Structured figure records
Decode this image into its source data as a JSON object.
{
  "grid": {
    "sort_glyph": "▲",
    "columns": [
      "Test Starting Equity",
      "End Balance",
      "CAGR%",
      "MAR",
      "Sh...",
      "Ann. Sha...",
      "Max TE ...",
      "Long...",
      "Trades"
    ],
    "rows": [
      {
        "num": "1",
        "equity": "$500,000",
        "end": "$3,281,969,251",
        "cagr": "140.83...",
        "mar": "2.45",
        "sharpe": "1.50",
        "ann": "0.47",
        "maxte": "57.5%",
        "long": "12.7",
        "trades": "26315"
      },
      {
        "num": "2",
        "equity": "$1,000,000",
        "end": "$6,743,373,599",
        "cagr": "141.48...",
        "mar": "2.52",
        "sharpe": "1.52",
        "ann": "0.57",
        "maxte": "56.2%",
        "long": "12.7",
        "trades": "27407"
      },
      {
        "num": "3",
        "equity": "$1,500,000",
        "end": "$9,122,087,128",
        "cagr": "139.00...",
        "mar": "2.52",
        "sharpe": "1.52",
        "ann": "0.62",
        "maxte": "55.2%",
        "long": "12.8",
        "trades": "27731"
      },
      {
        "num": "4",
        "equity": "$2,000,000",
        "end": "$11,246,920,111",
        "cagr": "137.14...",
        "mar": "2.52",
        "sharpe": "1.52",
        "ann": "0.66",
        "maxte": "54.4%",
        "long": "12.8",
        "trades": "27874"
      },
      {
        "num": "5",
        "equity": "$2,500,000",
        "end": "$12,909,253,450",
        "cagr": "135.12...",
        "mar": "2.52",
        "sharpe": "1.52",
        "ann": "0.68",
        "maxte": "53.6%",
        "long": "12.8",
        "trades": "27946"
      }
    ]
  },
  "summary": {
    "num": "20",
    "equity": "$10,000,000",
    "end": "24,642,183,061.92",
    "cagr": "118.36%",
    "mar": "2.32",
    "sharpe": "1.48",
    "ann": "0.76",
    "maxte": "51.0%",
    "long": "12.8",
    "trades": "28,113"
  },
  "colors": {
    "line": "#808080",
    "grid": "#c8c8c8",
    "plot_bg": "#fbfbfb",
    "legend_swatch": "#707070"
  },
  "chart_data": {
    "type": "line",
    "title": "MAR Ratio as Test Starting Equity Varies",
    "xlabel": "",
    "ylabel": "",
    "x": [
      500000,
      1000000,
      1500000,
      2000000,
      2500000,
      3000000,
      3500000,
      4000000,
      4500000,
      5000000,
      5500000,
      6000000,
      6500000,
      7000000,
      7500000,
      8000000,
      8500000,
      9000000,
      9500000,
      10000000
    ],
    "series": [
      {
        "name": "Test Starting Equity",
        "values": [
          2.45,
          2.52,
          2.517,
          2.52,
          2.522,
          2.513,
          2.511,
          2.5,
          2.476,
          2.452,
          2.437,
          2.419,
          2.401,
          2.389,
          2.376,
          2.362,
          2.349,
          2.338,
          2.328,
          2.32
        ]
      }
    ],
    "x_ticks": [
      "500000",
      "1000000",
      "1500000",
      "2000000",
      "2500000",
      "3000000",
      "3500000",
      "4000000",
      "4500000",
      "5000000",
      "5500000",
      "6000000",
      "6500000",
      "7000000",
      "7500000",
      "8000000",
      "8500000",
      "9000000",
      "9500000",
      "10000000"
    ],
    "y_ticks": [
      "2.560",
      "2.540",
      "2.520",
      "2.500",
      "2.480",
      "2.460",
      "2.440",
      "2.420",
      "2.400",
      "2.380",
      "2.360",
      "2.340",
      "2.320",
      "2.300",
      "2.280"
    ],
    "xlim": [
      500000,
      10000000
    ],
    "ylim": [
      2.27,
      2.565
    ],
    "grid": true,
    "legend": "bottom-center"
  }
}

Work to be completed:
Reproduce the material precisely, including every line.

Output of the task:
Decode this image into its source data as a JSON object.
{
  "grid": {
    "sort_glyph": "▲",
    "columns": [
      "Test Starting Equity",
      "End Balance",
      "CAGR%",
      "MAR",
      "Sh...",
      "Ann. Sha...",
      "Max TE ...",
      "Long...",
      "Trades"
    ],
    "rows": [
      {
        "num": "1",
        "equity": "$500,000",
        "end": "$3,281,969,251",
        "cagr": "140.83...",
        "mar": "2.45",
        "sharpe": "1.50",
        "ann": "0.47",
        "maxte": "57.5%",
        "long": "12.7",
        "trades": "26315"
      },
      {
        "num": "2",
        "equity": "$1,000,000",
        "end": "$6,743,373,599",
        "cagr": "141.48...",
        "mar": "2.52",
        "sharpe": "1.52",
        "ann": "0.57",
        "maxte": "56.2%",
        "long": "12.7",
        "trades": "27407"
      },
      {
        "num": "3",
        "equity": "$1,500,000",
        "end": "$9,122,087,128",
        "cagr": "139.00...",
        "mar": "2.52",
        "sharpe": "1.52",
        "ann": "0.62",
        "maxte": "55.2%",
        "long": "12.8",
        "trades": "27731"
      },
      {
        "num": "4",
        "equity": "$2,000,000",
        "end": "$11,246,920,111",
        "cagr": "137.14...",
        "mar": "2.52",
        "sharpe": "1.52",
        "ann": "0.66",
        "maxte": "54.4%",
        "long": "12.8",
        "trades": "27874"
      },
      {
        "num": "5",
        "equity": "$2,500,000",
        "end": "$12,909,253,450",
        "cagr": "135.12...",
        "mar": "2.52",
        "sharpe": "1.52",
        "ann": "0.68",
        "maxte": "53.6%",
        "long": "12.8",
        "trades": "27946"
      }
    ]
  },
  "summary": {
    "num": "20",
    "equity": "$10,000,000",
    "end": "24,642,183,061.92",
    "cagr": "118.36%",
    "mar": "2.32",
    "sharpe": "1.48",
    "ann": "0.76",
    "maxte": "51.0%",
    "long": "12.8",
    "trades": "28,113"
  },
  "colors": {
    "line": "#808080",
    "grid": "#c8c8c8",
    "plot_bg": "#fbfbfb",
    "legend_swatch": "#707070"
  },
  "chart_data": {
    "type": "line",
    "title": "MAR Ratio as Test Starting Equity Varies",
    "xlabel": "",
    "ylabel": "",
    "x": [
      500000,
      1000000,
      1500000,
      2000000,
      2500000,
      3000000,
      3500000,
      4000000,
      4500000,
      5000000,
      5500000,
      6000000,
      6500000,
      7000000,
      7500000,
      8000000,
      8500000,
      9000000,
      9500000,
      10000000
    ],
    "series": [
      {
        "name": "Test Starting Equity",
        "values": [
          2.45,
          2.52,
          2.517,
          2.52,
          2.522,
          2.513,
          2.511,
          2.5,
          2.476,
          2.452,
          2.437,
          2.419,
          2.401,
          2.389,
          2.376,
          2.362,
          2.349,
          2.338,
          2.328,
          2.32
        ]
      }
    ],
    "x_ticks": [
      "500000",
      "1000000",
      "1500000",
      "2000000",
      "2500000",
      "3000000",
      "3500000",
      "4000000",
      "4500000",
      "5000000",
      "5500000",
      "6000000",
      "6500000",
      "7000000",
      "7500000",
      "8000000",
      "8500000",
      "9000000",
      "9500000",
      "10000000"
    ],
    "y_ticks": [
      "2.560",
      "2.540",
      "2.520",
      "2.500",
      "2.480",
      "2.460",
      "2.440",
      "2.420",
      "2.400",
      "2.380",
      "2.360",
      "2.340",
      "2.320",
      "2.300",
      "2.280"
    ],
    "xlim": [
      500000,
      10000000
    ],
    "ylim": [
      2.27,
      2.565
    ],
    "grid": true,
    "legend": "bottom-center"
  }
}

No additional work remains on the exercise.